Begin MATERIAL PROVIDED
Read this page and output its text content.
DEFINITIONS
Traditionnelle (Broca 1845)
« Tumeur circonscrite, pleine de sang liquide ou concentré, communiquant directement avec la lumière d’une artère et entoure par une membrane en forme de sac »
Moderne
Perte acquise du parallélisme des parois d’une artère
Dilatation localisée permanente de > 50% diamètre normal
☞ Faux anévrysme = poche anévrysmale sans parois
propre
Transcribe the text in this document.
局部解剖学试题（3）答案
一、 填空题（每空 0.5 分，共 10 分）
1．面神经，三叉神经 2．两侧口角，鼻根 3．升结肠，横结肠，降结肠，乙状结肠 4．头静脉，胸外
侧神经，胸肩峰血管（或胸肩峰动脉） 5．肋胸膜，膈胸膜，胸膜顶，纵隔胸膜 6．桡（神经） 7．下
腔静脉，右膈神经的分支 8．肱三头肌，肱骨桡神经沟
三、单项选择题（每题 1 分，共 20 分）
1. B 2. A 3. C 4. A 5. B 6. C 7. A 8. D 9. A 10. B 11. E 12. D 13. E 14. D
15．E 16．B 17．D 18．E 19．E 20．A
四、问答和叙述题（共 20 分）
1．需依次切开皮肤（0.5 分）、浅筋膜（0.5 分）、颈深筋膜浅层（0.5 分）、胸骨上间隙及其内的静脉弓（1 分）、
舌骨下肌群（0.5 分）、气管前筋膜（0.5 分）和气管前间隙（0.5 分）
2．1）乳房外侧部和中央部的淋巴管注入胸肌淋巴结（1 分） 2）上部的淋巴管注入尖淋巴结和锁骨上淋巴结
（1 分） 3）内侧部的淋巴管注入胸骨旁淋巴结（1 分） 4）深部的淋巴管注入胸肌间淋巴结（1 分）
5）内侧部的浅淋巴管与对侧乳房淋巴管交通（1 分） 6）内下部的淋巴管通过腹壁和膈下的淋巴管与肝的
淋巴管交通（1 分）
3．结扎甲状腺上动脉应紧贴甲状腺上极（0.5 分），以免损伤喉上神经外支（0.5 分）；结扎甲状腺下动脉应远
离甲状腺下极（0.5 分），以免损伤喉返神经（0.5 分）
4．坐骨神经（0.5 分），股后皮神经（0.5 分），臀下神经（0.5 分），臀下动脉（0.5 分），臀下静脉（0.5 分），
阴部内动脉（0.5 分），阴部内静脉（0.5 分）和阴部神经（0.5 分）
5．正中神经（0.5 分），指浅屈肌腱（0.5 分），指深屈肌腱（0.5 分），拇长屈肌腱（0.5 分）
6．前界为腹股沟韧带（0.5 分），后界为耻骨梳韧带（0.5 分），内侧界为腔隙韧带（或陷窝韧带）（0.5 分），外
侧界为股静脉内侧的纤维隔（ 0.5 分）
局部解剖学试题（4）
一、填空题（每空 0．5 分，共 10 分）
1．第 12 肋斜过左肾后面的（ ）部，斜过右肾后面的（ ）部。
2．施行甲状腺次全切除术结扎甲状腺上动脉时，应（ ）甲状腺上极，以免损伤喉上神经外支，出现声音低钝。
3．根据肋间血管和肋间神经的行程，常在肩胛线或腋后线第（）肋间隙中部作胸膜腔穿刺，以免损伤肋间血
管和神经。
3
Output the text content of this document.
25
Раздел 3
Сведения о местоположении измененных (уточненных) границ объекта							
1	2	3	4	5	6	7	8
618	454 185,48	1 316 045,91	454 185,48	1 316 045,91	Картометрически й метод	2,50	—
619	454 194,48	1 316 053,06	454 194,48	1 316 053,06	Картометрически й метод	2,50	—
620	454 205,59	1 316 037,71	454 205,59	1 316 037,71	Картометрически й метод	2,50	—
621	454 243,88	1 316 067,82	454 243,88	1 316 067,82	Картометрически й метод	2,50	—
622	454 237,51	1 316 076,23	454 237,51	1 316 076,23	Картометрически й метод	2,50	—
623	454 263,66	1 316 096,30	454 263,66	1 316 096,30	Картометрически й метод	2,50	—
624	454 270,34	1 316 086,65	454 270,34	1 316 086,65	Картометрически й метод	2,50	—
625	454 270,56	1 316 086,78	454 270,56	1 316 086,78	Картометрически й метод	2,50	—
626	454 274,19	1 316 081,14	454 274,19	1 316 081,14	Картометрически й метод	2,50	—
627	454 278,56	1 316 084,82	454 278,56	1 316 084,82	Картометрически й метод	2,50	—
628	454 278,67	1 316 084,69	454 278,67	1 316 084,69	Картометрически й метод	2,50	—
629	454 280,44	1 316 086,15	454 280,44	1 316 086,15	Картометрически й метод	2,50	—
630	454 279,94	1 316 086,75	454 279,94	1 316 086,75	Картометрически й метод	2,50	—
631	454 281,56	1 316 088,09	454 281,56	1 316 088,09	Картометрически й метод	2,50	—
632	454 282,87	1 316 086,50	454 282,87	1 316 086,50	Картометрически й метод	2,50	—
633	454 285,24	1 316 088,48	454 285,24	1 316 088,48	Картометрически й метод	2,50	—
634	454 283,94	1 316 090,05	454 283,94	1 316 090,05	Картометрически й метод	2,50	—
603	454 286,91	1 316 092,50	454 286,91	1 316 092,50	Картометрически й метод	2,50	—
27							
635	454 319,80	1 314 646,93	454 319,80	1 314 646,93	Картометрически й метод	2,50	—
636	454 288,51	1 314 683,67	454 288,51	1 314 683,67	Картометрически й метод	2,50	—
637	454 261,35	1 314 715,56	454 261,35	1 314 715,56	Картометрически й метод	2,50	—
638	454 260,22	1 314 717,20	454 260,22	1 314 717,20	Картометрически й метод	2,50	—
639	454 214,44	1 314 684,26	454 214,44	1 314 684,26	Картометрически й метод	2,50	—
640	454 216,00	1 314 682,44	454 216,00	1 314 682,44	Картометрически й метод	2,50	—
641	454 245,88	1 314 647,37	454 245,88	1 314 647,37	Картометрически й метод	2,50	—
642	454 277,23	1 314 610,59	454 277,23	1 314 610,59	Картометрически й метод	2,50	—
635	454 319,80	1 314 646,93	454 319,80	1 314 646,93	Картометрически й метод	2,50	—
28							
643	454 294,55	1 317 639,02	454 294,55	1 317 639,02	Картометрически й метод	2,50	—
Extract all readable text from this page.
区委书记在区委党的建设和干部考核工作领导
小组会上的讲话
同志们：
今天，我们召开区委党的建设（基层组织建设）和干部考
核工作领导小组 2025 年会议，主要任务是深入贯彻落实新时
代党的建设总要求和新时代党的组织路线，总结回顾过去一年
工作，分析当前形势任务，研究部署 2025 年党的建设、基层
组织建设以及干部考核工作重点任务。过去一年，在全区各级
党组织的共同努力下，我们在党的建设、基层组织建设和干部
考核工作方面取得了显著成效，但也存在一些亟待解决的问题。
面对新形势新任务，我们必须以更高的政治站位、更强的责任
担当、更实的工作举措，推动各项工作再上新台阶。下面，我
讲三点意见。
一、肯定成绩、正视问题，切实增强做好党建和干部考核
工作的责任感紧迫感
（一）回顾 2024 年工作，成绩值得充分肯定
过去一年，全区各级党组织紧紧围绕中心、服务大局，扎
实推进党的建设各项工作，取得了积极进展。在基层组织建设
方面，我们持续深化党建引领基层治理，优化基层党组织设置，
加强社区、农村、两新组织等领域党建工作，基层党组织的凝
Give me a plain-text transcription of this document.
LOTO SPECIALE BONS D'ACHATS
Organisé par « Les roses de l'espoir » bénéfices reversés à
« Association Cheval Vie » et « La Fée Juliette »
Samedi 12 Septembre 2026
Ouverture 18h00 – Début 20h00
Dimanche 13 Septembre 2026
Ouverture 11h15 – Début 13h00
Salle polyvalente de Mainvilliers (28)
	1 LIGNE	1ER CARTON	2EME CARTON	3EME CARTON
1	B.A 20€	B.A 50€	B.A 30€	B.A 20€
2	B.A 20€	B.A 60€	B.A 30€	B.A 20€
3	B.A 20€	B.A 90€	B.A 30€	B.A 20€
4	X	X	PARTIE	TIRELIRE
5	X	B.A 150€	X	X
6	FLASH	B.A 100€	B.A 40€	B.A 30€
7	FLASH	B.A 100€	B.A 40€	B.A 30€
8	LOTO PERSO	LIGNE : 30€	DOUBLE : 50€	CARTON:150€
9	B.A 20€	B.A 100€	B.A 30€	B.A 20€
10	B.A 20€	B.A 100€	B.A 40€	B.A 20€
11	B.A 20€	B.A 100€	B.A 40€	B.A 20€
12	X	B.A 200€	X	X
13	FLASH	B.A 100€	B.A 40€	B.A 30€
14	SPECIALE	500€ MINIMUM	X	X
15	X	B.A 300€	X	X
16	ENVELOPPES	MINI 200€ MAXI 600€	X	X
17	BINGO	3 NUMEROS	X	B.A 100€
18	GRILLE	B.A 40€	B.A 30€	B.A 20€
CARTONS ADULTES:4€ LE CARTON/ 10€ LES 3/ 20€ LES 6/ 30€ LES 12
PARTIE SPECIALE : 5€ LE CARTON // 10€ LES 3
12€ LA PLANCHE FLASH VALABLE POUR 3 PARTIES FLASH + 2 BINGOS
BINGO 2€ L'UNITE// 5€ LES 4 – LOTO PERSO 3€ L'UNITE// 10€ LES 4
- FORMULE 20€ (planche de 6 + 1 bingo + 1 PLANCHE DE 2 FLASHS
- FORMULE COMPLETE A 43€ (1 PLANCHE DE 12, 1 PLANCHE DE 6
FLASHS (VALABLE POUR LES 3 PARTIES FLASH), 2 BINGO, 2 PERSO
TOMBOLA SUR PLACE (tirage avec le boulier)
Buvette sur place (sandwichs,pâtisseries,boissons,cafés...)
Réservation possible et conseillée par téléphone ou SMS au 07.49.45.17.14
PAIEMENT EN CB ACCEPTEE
End MATERIAL PROVIDED
• DESCRIPTION OF THE TASK: Copy out every line of the data that includes the word "PLANCHE".

• SOLUTION:
12€ LA PLANCHE FLASH VALABLE POUR 3 PARTIES FLASH + 2 BINGOS
- FORMULE 20€ (planche de 6 + 1 bingo + 1 PLANCHE DE 2 FLASHS
- FORMULE COMPLETE A 43€ (1 PLANCHE DE 12, 1 PLANCHE DE 6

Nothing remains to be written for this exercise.